THE DATA:
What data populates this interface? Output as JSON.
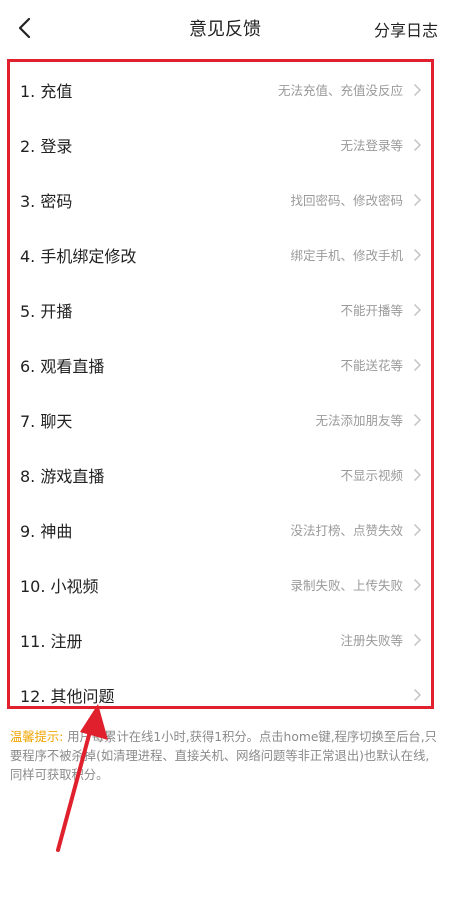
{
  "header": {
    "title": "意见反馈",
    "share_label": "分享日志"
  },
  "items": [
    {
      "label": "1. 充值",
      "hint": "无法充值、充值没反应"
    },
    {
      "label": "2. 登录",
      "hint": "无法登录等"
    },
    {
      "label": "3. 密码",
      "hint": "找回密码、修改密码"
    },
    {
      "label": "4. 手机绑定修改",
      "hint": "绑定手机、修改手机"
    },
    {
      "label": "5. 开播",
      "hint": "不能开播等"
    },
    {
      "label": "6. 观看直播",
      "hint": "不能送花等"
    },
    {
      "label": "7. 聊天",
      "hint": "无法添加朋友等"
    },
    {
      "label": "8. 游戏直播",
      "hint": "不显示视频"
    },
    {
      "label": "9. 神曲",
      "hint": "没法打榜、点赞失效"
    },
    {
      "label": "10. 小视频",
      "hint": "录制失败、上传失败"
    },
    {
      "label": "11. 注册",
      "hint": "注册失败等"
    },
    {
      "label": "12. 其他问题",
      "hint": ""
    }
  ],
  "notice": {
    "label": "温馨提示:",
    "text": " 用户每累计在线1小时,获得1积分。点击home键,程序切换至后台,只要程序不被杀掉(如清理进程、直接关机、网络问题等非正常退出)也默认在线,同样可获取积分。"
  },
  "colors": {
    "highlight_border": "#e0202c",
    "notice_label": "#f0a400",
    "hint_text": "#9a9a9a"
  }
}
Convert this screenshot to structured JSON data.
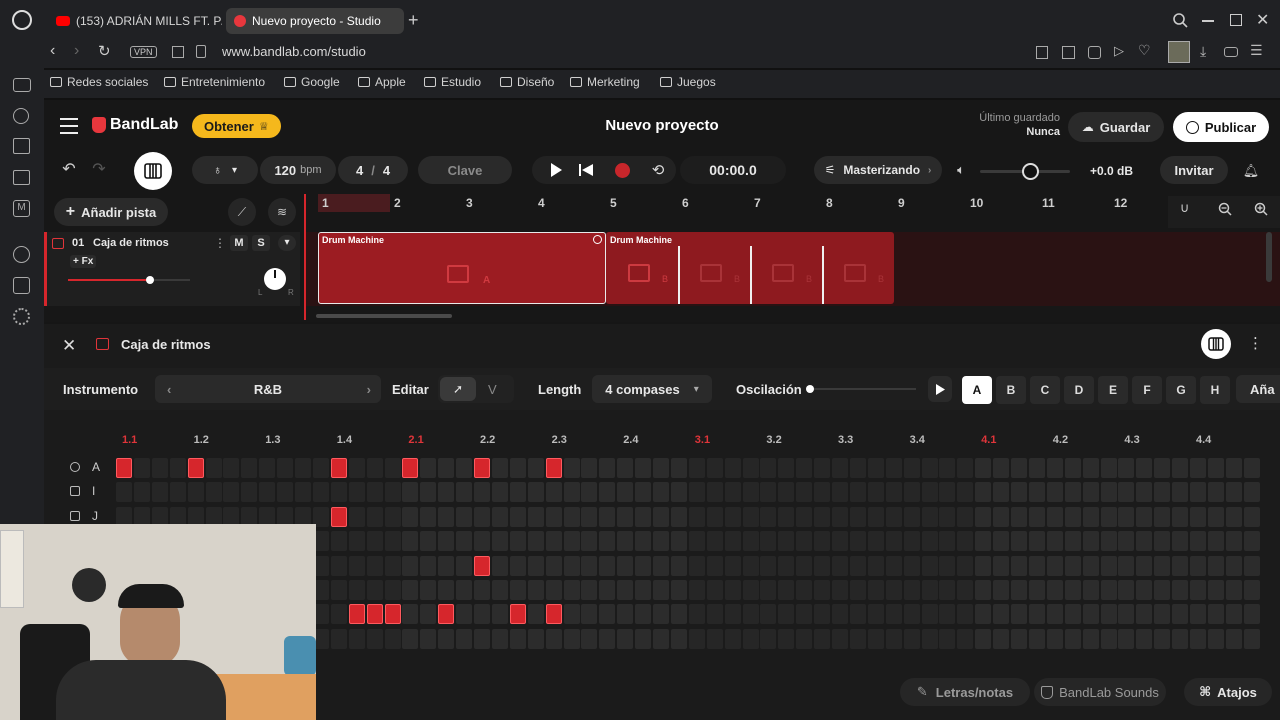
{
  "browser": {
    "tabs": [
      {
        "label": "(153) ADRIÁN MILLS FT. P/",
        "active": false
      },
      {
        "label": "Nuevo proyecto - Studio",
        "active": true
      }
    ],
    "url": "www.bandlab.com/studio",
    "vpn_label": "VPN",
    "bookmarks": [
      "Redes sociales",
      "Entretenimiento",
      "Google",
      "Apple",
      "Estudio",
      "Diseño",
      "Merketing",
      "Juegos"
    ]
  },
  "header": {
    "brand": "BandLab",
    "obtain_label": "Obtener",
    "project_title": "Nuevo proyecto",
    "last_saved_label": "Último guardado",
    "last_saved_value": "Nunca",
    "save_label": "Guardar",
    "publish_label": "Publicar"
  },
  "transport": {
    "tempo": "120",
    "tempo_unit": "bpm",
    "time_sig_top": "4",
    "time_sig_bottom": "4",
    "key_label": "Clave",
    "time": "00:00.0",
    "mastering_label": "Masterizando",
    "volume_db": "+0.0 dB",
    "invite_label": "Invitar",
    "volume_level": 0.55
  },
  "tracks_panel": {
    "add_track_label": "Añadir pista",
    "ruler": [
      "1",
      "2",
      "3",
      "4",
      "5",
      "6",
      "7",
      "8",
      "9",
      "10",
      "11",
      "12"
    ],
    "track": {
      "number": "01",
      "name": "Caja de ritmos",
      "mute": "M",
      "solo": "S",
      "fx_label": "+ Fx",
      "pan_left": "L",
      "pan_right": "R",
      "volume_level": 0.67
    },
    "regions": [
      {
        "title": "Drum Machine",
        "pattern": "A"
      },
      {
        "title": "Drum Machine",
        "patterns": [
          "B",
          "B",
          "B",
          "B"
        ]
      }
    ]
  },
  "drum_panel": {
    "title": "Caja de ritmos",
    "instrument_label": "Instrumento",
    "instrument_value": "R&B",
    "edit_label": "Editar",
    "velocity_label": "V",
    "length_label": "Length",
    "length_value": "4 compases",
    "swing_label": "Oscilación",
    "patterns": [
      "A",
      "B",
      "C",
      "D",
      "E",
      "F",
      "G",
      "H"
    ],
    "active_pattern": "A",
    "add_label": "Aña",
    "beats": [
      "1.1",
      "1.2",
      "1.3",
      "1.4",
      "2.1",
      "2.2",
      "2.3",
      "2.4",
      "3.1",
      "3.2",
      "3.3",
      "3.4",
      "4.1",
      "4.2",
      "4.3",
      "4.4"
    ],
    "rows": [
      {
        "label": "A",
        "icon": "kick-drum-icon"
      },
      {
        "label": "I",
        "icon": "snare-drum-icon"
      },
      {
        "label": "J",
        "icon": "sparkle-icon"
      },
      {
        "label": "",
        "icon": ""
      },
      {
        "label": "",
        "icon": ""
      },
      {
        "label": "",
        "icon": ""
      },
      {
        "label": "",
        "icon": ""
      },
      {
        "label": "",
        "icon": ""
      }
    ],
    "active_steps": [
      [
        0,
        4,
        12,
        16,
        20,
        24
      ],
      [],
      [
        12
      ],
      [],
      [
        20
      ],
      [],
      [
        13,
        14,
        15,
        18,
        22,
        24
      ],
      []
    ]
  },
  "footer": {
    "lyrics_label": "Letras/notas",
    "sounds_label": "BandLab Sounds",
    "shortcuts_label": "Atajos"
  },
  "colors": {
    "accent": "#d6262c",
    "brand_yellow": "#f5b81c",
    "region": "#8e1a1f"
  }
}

SET PROBLEM:
Check each line of the records for the word "ritmos", and show the lines that contain it.

SOLVED PROBLEM:
      "name": "Caja de ritmos",
    "title": "Caja de ritmos",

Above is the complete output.